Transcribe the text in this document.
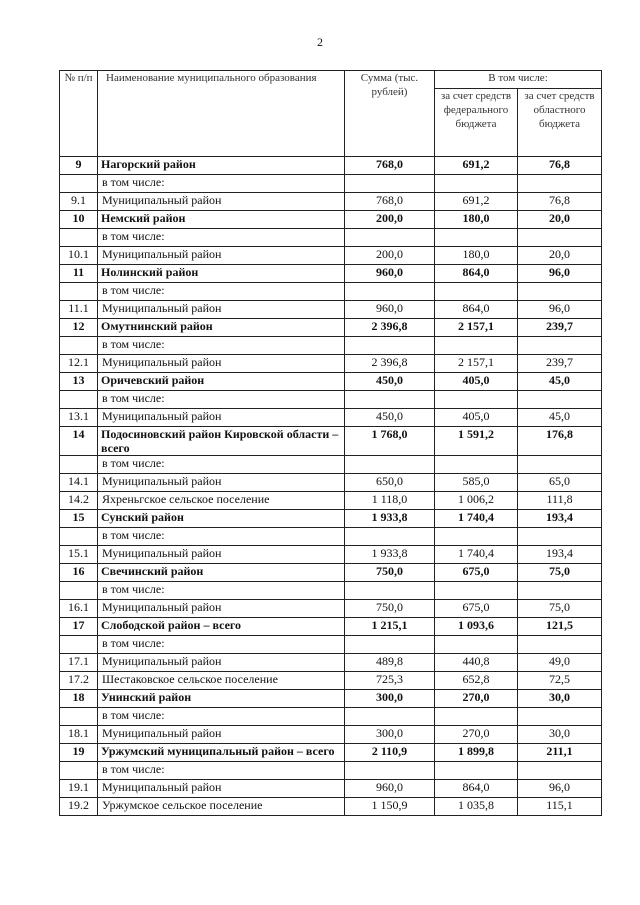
2
№ п/п	Наименование муниципального образования	Сумма (тыс. рублей)	В том числе:	
			за счет средств федерального бюджета	за счет средств областного бюджета
9	Нагорский район	768,0	691,2	76,8
	в том числе:			
9.1	Муниципальный район	768,0	691,2	76,8
10	Немский район	200,0	180,0	20,0
	в том числе:			
10.1	Муниципальный район	200,0	180,0	20,0
11	Нолинский район	960,0	864,0	96,0
	в том числе:			
11.1	Муниципальный район	960,0	864,0	96,0
12	Омутнинский район	2 396,8	2 157,1	239,7
	в том числе:			
12.1	Муниципальный район	2 396,8	2 157,1	239,7
13	Оричевский район	450,0	405,0	45,0
	в том числе:			
13.1	Муниципальный район	450,0	405,0	45,0
14	Подосиновский район Кировской области – всего	1 768,0	1 591,2	176,8
	в том числе:			
14.1	Муниципальный район	650,0	585,0	65,0
14.2	Яхреньгское сельское поселение	1 118,0	1 006,2	111,8
15	Сунский район	1 933,8	1 740,4	193,4
	в том числе:			
15.1	Муниципальный район	1 933,8	1 740,4	193,4
16	Свечинский район	750,0	675,0	75,0
	в том числе:			
16.1	Муниципальный район	750,0	675,0	75,0
17	Слободской район – всего	1 215,1	1 093,6	121,5
	в том числе:			
17.1	Муниципальный район	489,8	440,8	49,0
17.2	Шестаковское сельское поселение	725,3	652,8	72,5
18	Унинский район	300,0	270,0	30,0
	в том числе:			
18.1	Муниципальный район	300,0	270,0	30,0
19	Уржумский муниципальный район – всего	2 110,9	1 899,8	211,1
	в том числе:			
19.1	Муниципальный район	960,0	864,0	96,0
19.2	Уржумское сельское поселение	1 150,9	1 035,8	115,1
========================
Show each line of the data that contains the string "всего".

14	Подосиновский район Кировской области – всего	1 768,0	1 591,2	176,8
17	Слободской район – всего	1 215,1	1 093,6	121,5
19	Уржумский муниципальный район – всего	2 110,9	1 899,8	211,1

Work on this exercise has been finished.